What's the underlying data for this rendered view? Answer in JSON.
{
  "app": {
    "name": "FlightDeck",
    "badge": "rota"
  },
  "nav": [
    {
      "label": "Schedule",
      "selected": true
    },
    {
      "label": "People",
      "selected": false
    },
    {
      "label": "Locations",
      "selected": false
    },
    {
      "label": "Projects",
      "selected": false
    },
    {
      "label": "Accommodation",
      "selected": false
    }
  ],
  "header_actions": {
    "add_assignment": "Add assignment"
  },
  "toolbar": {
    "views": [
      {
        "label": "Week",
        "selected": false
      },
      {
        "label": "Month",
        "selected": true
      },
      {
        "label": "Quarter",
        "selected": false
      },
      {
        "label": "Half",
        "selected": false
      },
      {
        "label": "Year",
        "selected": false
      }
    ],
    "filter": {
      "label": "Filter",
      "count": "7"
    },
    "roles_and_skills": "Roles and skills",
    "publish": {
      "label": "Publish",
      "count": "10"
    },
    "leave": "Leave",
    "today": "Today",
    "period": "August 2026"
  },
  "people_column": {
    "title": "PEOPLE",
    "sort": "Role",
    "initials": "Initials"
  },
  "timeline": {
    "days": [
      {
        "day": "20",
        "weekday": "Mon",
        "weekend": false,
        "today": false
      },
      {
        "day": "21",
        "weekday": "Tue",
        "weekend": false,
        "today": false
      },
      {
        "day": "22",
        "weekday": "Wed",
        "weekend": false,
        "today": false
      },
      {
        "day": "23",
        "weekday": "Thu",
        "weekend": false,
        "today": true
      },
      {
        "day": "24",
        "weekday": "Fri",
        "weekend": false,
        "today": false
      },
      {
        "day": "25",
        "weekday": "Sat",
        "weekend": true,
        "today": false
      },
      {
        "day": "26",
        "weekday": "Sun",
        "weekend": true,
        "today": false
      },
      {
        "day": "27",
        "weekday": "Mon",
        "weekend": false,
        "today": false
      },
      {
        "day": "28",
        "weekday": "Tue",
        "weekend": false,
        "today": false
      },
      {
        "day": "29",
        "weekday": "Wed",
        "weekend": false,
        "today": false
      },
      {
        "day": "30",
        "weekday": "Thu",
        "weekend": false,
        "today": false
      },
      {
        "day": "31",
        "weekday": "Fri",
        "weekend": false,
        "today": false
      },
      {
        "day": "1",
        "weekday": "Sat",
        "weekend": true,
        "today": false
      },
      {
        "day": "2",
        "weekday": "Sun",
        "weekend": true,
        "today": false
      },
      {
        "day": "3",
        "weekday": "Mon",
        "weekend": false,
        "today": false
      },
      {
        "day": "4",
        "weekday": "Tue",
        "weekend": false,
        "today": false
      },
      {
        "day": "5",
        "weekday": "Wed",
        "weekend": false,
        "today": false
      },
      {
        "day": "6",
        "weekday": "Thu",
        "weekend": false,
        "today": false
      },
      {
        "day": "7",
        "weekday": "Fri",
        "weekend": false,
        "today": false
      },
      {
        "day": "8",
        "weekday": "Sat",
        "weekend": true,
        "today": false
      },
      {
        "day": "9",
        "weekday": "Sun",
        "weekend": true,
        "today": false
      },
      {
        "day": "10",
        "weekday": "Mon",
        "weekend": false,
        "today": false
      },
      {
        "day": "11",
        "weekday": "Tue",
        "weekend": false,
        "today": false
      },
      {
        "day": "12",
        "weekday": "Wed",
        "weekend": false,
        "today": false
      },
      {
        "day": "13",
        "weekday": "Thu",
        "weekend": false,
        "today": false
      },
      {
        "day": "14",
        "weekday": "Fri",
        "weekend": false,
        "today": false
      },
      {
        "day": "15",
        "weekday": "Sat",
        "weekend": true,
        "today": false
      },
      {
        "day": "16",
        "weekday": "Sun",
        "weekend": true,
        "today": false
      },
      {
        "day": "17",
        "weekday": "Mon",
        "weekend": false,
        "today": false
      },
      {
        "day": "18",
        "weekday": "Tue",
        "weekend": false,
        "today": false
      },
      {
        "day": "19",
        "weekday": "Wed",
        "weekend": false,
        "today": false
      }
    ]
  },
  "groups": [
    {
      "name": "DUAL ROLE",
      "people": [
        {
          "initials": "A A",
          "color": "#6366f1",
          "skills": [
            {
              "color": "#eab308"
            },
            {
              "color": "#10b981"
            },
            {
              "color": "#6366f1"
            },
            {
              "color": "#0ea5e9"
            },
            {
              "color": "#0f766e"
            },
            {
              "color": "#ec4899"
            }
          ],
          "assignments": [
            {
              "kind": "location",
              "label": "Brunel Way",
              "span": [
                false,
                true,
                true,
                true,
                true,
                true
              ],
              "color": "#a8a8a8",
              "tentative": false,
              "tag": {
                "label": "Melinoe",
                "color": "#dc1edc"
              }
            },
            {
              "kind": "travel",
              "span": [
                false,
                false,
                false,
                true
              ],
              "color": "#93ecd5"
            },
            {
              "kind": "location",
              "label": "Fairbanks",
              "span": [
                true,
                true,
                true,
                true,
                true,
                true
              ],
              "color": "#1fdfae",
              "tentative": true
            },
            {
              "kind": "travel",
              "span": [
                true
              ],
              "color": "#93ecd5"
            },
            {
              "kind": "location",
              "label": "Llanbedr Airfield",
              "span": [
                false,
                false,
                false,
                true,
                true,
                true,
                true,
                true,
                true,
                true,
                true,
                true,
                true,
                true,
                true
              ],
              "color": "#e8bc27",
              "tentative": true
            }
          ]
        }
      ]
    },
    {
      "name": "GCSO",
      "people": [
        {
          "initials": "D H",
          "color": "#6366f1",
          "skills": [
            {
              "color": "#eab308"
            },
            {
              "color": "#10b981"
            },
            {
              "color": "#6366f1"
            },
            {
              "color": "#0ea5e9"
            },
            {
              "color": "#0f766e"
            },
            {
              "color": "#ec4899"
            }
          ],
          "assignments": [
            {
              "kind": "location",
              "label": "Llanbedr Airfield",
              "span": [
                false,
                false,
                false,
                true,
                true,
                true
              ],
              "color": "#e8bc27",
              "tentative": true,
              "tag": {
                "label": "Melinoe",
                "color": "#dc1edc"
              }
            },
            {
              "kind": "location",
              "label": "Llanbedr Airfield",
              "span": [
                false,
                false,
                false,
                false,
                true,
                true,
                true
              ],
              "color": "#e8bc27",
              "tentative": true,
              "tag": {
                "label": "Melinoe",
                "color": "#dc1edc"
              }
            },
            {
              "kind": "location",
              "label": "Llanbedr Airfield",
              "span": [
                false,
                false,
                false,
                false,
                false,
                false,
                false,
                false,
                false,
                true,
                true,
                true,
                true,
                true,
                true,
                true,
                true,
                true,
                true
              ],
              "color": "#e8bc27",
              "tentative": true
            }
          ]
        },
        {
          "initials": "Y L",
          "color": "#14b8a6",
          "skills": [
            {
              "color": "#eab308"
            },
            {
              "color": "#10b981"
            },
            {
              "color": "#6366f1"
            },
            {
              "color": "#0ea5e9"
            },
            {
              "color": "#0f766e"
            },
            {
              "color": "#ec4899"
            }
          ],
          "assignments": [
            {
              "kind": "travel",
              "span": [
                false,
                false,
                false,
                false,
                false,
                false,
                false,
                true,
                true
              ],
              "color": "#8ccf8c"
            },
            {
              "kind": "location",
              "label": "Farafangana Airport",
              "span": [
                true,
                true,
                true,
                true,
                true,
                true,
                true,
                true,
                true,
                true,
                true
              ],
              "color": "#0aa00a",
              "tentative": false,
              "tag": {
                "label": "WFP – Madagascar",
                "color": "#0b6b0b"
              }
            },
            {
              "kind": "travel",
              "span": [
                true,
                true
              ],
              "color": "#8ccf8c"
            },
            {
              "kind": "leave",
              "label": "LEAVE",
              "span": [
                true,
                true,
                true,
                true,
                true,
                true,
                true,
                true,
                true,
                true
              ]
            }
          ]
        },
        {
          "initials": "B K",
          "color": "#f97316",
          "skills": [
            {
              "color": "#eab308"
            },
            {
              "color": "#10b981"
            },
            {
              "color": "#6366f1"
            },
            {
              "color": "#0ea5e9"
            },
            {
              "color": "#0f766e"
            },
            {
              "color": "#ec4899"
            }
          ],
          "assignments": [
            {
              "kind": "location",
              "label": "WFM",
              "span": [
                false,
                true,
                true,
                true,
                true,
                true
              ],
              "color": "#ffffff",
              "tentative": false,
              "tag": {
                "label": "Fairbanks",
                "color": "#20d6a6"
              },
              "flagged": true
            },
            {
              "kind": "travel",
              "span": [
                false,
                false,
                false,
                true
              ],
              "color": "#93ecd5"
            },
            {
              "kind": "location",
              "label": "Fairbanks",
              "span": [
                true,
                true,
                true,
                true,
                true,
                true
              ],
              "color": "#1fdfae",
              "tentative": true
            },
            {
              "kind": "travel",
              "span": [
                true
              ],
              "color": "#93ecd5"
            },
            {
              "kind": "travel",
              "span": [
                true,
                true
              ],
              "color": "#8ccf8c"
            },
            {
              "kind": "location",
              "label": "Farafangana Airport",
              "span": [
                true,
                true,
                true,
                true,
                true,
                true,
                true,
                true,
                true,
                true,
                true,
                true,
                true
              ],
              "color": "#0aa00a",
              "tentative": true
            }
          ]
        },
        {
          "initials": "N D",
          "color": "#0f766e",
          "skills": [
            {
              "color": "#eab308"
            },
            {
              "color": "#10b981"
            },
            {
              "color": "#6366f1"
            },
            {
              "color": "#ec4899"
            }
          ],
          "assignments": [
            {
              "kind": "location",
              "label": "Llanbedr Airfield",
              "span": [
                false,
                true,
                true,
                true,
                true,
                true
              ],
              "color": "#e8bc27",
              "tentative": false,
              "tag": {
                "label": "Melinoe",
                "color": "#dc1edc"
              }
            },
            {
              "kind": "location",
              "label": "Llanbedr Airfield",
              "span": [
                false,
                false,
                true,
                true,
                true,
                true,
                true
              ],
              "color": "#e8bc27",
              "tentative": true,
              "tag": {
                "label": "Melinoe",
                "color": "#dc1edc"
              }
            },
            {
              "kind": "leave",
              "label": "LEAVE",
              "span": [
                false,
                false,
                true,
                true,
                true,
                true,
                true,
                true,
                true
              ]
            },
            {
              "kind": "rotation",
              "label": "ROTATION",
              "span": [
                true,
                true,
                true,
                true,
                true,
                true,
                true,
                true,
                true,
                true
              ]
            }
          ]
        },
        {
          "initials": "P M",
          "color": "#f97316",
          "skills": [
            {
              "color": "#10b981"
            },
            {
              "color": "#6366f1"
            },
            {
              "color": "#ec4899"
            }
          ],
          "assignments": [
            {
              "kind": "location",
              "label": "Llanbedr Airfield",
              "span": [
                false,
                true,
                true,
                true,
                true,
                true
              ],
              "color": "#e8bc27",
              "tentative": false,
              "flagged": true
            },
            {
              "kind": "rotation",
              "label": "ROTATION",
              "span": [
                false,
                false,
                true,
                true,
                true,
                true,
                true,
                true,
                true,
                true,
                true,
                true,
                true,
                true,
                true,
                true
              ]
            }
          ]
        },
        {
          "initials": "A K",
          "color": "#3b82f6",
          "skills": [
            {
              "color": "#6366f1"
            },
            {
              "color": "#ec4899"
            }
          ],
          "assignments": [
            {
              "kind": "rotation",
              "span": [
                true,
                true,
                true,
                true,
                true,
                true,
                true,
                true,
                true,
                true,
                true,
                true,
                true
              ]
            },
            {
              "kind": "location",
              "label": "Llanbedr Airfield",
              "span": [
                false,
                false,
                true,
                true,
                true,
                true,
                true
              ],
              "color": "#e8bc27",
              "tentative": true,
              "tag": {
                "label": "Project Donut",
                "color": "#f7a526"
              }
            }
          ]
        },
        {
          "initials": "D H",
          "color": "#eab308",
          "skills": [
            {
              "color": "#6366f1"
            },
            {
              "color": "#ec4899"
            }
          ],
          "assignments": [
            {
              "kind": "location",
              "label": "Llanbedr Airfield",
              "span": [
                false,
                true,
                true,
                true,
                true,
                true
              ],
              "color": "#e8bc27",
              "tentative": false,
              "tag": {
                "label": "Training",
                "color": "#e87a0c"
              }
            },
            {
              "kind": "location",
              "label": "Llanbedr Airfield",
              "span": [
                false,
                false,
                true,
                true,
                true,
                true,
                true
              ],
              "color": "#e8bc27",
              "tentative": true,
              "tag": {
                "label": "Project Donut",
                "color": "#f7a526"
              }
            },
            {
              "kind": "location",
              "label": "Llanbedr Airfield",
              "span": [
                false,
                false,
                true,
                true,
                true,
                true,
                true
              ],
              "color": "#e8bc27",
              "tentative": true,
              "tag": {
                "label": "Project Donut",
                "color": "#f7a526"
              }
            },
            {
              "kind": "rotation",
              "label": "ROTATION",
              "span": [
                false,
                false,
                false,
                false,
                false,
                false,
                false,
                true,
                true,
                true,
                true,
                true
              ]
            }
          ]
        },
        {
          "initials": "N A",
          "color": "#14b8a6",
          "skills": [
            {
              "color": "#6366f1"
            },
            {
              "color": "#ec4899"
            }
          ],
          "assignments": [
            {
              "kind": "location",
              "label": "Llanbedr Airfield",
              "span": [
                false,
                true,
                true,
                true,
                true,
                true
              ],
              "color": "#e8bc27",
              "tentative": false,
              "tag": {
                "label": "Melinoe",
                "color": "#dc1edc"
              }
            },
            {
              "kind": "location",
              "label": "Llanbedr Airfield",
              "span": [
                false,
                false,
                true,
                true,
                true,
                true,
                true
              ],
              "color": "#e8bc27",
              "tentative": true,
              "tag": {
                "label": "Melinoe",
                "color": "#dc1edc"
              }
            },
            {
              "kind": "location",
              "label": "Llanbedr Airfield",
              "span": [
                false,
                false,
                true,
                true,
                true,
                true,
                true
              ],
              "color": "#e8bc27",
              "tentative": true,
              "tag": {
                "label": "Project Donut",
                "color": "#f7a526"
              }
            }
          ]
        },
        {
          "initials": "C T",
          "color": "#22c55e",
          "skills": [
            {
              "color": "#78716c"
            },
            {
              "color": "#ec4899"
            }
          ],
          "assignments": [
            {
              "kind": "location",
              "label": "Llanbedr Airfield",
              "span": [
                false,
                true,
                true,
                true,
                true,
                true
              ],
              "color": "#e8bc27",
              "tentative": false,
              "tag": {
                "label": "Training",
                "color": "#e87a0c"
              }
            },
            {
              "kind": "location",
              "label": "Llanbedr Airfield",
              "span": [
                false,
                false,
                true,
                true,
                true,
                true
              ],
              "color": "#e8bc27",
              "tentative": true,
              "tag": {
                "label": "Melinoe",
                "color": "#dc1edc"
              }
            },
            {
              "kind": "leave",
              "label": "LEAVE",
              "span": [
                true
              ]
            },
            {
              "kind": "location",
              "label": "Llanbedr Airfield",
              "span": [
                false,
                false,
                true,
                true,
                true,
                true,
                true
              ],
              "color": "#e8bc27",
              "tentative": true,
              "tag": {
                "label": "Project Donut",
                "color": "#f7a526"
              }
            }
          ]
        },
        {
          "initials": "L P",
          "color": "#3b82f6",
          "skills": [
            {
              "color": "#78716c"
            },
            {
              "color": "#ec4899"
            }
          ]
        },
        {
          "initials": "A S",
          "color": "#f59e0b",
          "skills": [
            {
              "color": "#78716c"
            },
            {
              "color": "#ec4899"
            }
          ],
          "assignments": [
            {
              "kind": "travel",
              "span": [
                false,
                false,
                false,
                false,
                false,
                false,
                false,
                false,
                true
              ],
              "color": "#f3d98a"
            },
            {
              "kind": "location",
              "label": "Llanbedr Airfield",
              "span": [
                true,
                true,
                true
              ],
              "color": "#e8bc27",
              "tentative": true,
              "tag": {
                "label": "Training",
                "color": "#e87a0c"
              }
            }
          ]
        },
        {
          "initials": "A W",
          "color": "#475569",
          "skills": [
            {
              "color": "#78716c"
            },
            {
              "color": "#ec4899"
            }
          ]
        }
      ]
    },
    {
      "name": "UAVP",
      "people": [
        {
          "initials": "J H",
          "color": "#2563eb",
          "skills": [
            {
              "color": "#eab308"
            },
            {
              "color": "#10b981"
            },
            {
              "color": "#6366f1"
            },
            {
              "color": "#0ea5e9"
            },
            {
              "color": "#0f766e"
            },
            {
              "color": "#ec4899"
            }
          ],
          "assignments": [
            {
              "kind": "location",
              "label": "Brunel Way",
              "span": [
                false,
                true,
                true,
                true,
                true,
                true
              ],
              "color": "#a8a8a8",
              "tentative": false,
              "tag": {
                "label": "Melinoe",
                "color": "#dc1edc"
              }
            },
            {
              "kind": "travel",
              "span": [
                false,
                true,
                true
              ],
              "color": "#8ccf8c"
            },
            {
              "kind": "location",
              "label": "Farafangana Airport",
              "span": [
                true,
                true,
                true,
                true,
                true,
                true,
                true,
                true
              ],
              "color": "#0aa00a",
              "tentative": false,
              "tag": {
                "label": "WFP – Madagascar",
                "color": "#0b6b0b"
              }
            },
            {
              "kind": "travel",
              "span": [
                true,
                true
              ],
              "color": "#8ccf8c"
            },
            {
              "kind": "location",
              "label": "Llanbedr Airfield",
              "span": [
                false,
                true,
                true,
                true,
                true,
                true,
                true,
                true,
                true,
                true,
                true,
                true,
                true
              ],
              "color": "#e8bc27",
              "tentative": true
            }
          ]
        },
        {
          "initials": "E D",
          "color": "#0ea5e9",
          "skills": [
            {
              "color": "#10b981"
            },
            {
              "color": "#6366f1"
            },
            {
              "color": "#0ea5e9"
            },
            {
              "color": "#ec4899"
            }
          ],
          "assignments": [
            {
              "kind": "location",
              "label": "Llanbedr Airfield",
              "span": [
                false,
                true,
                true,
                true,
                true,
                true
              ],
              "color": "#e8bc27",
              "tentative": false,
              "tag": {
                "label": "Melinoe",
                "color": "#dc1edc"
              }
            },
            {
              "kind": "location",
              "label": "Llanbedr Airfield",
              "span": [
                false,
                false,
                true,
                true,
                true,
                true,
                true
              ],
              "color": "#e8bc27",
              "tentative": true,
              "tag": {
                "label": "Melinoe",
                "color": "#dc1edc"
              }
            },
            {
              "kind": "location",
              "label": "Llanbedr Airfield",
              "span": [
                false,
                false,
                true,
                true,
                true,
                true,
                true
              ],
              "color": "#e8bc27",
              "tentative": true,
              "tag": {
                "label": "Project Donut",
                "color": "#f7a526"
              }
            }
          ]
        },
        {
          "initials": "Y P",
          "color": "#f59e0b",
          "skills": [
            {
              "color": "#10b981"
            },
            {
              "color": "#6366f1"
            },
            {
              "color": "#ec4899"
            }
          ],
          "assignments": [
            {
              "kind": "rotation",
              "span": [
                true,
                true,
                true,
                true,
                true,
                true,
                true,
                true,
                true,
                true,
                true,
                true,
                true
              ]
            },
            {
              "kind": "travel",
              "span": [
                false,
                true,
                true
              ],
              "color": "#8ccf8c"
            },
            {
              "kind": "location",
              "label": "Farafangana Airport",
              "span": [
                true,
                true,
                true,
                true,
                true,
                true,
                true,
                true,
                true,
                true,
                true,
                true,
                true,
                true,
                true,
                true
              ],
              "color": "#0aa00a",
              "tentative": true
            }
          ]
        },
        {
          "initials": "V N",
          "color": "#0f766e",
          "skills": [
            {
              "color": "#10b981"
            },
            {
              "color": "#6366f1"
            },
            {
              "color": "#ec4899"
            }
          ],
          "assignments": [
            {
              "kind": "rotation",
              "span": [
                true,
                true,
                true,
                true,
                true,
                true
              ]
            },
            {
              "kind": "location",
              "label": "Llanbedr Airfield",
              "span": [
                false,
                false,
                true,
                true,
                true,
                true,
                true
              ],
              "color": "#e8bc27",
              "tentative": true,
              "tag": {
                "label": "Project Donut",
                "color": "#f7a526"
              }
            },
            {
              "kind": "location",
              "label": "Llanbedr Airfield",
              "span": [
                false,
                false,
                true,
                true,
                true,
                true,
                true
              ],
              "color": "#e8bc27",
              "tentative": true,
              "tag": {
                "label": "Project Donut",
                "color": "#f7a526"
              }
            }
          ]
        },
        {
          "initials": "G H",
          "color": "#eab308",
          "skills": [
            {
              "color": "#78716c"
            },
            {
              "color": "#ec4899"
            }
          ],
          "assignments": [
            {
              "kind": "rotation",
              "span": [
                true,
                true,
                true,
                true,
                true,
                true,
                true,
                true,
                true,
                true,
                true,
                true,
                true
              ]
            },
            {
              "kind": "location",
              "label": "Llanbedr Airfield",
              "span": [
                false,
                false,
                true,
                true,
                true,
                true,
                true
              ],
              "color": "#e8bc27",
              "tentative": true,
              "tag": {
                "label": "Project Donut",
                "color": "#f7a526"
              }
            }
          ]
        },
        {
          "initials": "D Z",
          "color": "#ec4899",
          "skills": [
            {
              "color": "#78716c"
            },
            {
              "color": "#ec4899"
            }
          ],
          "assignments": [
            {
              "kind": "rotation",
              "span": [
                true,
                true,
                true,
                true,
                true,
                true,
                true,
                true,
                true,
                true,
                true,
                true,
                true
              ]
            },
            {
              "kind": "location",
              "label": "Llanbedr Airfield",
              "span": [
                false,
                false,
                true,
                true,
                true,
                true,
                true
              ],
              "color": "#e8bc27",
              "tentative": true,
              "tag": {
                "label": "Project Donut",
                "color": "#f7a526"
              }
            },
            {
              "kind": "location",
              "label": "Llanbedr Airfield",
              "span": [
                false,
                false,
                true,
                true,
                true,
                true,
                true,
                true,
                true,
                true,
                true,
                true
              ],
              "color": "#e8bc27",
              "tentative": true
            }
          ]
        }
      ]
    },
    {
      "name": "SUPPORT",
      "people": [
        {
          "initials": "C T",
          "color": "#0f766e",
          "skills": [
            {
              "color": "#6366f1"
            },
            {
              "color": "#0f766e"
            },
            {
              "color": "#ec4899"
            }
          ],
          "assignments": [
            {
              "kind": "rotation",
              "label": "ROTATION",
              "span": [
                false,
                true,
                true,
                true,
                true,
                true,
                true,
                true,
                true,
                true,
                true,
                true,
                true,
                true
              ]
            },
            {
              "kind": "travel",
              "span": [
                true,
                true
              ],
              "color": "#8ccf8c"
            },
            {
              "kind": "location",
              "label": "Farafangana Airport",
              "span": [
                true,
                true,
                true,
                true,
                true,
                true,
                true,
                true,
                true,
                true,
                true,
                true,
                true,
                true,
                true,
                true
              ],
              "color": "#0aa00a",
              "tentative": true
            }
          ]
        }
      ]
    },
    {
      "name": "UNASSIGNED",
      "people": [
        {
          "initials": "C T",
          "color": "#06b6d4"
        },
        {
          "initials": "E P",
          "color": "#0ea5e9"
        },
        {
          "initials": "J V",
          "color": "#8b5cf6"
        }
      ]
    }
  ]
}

···

▶ _AIM_
Check each line of the records above for the word "name", then give the number of lines that have it, with no other words.

▶ _OUTPUT_
6